# Exercise task A
From the soap forum thread, pull out everything from "2. has anyone" down to "get so anxious.", word for word.
# Exercise task B
Copy the rows word for word, from the first row down to the row that contains "cell-value-label: 0.71 xyxy=(434,253,457,265)", including both.

# Text shown
╔══

Atlantic Sea Kelp from DayStar.  LOVE IT.  Last time I used Sex on the Beach from I-Can't-Remember-Where.  It was good, but had a lot of pineapple in it.  I like the Sea Kelp better.

Love your soaps!


----------



## Best Natural Soap (Aug 4, 2010)

Two questions:

1. bakingnana- does your sea kelp smell like, um, fishy stuff? I ordered some, but am afraid to use it because it smells kind of fishy...

2. has anyone cut their salt bars with a power saw (compound miter saw?)? I know you'd lose a blade width with each cut, but I wonder if it would eliminate the too-hard-to-cut business. I'm always so paranoid that I'm going to let it harden too much- it makes me antsy waiting till just the right moment... If I knew I could just use a power saw, I wouldn't get so anxious. 

And -- thanks for all the pictures!!!  My kitty looks a lot like yours- My kids thought I had posted that picture! Orange tabbies are the best.


----------



## BakingNana (Aug 4, 2010)

BSN--not fishy at all.  Smells sort of spa-like.  I wanted to order the abolone one from WSP, but I was afraid that _would_ smell fishy!


----------



## Best Natural Soap (Aug 4, 2010)

╚══

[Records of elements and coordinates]
╔══

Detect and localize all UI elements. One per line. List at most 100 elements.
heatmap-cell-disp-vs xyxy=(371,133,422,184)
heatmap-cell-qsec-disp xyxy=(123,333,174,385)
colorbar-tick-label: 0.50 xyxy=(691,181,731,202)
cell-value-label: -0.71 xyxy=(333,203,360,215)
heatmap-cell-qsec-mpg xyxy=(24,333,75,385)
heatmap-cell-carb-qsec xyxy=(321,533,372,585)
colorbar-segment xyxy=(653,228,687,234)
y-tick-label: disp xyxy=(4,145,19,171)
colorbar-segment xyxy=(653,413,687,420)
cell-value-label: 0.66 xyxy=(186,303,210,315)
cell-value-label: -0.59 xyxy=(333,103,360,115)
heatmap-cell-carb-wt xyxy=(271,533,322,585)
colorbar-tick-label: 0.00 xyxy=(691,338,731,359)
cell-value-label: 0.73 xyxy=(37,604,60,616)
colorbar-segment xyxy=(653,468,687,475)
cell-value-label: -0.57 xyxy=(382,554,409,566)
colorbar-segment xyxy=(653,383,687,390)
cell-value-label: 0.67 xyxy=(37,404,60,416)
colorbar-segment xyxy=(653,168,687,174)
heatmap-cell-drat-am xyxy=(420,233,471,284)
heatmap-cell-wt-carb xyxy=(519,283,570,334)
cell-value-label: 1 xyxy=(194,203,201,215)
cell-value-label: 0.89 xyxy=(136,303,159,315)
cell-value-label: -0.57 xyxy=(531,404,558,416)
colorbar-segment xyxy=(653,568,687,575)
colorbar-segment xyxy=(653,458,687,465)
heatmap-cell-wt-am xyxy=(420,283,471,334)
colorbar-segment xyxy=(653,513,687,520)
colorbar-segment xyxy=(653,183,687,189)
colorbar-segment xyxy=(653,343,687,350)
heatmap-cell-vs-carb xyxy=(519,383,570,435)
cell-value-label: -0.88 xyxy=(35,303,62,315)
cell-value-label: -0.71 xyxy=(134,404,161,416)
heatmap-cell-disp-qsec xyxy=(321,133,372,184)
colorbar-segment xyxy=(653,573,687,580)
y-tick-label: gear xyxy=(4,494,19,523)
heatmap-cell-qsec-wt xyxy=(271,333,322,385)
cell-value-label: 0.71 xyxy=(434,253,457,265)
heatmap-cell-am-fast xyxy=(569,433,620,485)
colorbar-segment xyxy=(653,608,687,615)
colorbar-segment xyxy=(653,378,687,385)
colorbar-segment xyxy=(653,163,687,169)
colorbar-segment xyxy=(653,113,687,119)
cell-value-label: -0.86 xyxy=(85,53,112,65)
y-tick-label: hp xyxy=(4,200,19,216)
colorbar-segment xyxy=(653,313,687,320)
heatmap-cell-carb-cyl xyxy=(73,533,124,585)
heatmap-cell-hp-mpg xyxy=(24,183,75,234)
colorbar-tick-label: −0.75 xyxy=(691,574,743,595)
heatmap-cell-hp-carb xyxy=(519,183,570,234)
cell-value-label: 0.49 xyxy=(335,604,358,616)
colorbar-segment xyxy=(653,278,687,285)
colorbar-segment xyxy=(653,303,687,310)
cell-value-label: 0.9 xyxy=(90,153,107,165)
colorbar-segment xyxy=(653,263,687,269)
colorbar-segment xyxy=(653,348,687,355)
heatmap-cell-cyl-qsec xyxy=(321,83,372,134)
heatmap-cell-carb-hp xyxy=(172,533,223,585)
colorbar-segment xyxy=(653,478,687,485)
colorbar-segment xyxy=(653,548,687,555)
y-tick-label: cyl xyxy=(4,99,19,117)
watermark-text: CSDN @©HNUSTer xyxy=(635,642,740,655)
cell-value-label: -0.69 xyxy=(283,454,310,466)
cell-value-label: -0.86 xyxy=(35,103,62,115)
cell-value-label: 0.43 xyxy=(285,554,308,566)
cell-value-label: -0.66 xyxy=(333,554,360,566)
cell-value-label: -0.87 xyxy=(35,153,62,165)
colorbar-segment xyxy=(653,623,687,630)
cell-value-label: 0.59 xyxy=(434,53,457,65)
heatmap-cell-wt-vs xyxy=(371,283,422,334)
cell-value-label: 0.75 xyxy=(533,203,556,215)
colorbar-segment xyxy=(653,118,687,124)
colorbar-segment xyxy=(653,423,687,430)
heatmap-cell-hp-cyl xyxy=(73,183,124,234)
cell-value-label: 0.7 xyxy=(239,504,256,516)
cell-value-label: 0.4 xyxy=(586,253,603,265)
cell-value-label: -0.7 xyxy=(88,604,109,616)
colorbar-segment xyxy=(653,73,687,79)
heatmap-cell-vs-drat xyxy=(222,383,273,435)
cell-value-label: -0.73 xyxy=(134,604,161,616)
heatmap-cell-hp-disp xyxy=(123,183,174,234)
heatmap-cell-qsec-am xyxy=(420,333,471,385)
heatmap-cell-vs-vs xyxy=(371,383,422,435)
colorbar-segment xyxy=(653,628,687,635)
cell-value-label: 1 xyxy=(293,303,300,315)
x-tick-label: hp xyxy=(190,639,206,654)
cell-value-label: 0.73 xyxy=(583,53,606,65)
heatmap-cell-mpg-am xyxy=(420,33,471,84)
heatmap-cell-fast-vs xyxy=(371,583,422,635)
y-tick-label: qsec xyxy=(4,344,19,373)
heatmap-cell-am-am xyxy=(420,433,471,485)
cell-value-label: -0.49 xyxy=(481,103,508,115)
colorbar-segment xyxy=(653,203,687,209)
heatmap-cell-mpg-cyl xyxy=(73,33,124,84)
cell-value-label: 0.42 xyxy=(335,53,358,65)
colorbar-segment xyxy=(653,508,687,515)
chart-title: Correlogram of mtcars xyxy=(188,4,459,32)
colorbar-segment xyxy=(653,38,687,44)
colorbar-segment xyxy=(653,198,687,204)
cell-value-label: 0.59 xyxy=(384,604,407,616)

╚══

# Output A
2. has anyone cut their salt bars with a power saw (compound miter saw?)? I know you'd lose a blade width with each cut, but I wonder if it would eliminate the too-hard-to-cut business. I'm always so paranoid that I'm going to let it harden too much- it makes me antsy waiting till just the right moment... If I knew I could just use a power saw, I wouldn't get so anxious.

# Output B
Detect and localize all UI elements. One per line. List at most 100 elements.
heatmap-cell-disp-vs xyxy=(371,133,422,184)
heatmap-cell-qsec-disp xyxy=(123,333,174,385)
colorbar-tick-label: 0.50 xyxy=(691,181,731,202)
cell-value-label: -0.71 xyxy=(333,203,360,215)
heatmap-cell-qsec-mpg xyxy=(24,333,75,385)
heatmap-cell-carb-qsec xyxy=(321,533,372,585)
colorbar-segment xyxy=(653,228,687,234)
y-tick-label: disp xyxy=(4,145,19,171)
colorbar-segment xyxy=(653,413,687,420)
cell-value-label: 0.66 xyxy=(186,303,210,315)
cell-value-label: -0.59 xyxy=(333,103,360,115)
heatmap-cell-carb-wt xyxy=(271,533,322,585)
colorbar-tick-label: 0.00 xyxy=(691,338,731,359)
cell-value-label: 0.73 xyxy=(37,604,60,616)
colorbar-segment xyxy=(653,468,687,475)
cell-value-label: -0.57 xyxy=(382,554,409,566)
colorbar-segment xyxy=(653,383,687,390)
cell-value-label: 0.67 xyxy=(37,404,60,416)
colorbar-segment xyxy=(653,168,687,174)
heatmap-cell-drat-am xyxy=(420,233,471,284)
heatmap-cell-wt-carb xyxy=(519,283,570,334)
cell-value-label: 1 xyxy=(194,203,201,215)
cell-value-label: 0.89 xyxy=(136,303,159,315)
cell-value-label: -0.57 xyxy=(531,404,558,416)
colorbar-segment xyxy=(653,568,687,575)
colorbar-segment xyxy=(653,458,687,465)
heatmap-cell-wt-am xyxy=(420,283,471,334)
colorbar-segment xyxy=(653,513,687,520)
colorbar-segment xyxy=(653,183,687,189)
colorbar-segment xyxy=(653,343,687,350)
heatmap-cell-vs-carb xyxy=(519,383,570,435)
cell-value-label: -0.88 xyxy=(35,303,62,315)
cell-value-label: -0.71 xyxy=(134,404,161,416)
heatmap-cell-disp-qsec xyxy=(321,133,372,184)
colorbar-segment xyxy=(653,573,687,580)
y-tick-label: gear xyxy=(4,494,19,523)
heatmap-cell-qsec-wt xyxy=(271,333,322,385)
cell-value-label: 0.71 xyxy=(434,253,457,265)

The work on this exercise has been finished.